**Work to complete**. Among the lines below, list those containing the string "Cost".

(Data records)
━━━━

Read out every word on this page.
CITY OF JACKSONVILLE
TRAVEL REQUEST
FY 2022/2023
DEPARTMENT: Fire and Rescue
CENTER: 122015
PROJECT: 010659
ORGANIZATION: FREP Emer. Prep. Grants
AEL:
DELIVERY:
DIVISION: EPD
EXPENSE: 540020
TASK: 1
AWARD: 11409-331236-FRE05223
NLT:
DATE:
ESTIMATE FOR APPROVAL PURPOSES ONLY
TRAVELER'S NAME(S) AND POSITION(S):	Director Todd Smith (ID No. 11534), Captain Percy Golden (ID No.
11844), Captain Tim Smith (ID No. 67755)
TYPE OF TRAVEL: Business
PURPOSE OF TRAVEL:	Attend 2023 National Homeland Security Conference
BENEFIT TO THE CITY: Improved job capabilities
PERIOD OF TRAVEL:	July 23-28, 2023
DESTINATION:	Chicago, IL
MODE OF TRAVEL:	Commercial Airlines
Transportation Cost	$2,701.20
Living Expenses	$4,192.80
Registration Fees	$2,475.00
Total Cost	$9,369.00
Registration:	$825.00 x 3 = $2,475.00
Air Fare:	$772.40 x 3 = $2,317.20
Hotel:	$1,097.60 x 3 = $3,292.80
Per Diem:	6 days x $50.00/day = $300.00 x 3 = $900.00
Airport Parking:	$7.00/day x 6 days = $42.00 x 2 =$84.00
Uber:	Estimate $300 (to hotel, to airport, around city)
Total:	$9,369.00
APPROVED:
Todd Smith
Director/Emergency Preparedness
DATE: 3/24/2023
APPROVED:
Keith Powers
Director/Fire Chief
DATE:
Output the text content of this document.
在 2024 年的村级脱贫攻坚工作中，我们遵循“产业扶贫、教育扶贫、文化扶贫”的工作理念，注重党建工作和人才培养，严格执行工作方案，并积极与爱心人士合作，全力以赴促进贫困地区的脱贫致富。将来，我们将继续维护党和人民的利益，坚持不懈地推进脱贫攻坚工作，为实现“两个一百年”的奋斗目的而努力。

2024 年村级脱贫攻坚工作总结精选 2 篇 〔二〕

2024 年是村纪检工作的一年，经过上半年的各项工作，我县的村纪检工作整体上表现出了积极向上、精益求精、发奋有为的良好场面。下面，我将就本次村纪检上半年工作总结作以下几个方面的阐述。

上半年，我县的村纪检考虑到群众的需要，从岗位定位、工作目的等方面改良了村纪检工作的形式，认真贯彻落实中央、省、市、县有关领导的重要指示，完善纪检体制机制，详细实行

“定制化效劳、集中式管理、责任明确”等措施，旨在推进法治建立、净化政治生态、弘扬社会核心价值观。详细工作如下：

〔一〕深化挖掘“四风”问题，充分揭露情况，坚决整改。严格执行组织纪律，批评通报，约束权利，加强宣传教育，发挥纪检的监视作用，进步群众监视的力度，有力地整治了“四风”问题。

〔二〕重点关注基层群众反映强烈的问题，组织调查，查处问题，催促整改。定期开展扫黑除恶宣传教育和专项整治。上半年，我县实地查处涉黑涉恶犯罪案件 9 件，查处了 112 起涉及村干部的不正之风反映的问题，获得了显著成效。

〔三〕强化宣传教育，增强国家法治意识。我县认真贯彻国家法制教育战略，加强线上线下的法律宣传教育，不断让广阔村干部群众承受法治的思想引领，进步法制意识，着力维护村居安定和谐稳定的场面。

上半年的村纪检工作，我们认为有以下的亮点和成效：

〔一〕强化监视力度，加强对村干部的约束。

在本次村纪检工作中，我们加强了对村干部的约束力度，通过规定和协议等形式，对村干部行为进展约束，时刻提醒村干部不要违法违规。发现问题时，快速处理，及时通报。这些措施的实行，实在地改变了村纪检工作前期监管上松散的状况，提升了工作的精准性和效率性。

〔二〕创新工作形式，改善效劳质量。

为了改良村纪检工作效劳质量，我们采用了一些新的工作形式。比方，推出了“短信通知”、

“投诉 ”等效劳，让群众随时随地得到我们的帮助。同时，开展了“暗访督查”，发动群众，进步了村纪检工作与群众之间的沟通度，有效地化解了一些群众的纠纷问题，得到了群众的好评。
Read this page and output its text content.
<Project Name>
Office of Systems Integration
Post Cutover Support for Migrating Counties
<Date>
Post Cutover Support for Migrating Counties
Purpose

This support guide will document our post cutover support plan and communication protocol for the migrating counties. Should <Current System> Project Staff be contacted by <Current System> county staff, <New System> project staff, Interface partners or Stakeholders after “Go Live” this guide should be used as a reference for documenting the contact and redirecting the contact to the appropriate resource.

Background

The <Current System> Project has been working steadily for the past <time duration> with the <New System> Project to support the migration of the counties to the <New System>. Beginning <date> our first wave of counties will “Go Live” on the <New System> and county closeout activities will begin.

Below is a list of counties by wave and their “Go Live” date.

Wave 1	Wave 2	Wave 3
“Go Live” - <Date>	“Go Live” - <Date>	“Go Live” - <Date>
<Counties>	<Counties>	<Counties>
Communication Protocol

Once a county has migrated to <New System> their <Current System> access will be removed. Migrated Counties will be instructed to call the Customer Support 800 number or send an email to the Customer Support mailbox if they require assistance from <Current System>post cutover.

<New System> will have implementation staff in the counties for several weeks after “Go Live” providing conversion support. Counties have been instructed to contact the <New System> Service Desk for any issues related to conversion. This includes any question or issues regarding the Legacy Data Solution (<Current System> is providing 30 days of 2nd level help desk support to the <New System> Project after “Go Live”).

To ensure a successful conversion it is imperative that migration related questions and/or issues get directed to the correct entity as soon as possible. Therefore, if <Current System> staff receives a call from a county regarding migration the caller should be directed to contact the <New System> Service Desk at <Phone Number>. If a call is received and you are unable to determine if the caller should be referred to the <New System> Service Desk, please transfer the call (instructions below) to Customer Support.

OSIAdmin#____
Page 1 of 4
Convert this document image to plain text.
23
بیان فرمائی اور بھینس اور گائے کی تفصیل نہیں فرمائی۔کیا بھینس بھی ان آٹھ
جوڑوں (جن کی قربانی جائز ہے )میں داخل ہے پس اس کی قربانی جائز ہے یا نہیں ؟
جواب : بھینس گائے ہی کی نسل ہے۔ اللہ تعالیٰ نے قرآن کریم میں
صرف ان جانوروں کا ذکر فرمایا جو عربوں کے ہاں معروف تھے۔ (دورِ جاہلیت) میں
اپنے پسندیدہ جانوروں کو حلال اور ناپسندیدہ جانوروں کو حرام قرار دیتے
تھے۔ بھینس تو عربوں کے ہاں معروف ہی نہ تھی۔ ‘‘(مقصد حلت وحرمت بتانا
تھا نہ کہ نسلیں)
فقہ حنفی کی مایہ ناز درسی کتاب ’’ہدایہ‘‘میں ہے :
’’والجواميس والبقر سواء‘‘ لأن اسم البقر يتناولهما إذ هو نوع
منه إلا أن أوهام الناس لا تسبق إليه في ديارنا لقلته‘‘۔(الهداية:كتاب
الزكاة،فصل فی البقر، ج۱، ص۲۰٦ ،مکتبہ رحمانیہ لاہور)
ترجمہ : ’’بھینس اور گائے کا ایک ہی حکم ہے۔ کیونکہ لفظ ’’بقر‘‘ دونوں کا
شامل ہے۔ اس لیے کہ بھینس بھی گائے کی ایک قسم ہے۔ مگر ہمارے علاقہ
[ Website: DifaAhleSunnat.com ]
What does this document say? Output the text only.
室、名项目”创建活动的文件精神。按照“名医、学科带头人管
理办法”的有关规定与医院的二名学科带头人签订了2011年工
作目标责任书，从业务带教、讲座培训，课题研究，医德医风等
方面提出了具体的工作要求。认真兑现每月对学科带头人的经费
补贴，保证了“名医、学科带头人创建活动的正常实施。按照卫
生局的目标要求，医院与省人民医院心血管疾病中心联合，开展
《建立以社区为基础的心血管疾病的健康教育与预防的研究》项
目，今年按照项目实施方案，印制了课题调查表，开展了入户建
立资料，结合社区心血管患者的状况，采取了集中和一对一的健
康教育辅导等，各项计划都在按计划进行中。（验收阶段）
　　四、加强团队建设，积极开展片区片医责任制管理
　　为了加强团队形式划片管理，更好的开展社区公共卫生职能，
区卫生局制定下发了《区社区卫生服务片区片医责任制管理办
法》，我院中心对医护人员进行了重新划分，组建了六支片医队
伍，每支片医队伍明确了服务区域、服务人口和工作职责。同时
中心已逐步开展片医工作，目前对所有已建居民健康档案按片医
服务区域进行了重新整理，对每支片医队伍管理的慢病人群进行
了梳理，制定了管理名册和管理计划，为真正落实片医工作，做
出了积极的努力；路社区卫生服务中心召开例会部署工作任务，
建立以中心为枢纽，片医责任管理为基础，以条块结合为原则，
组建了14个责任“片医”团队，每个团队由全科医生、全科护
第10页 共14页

━━━━

**Result**.
Transportation Cost	$2,701.20
Total Cost	$9,369.00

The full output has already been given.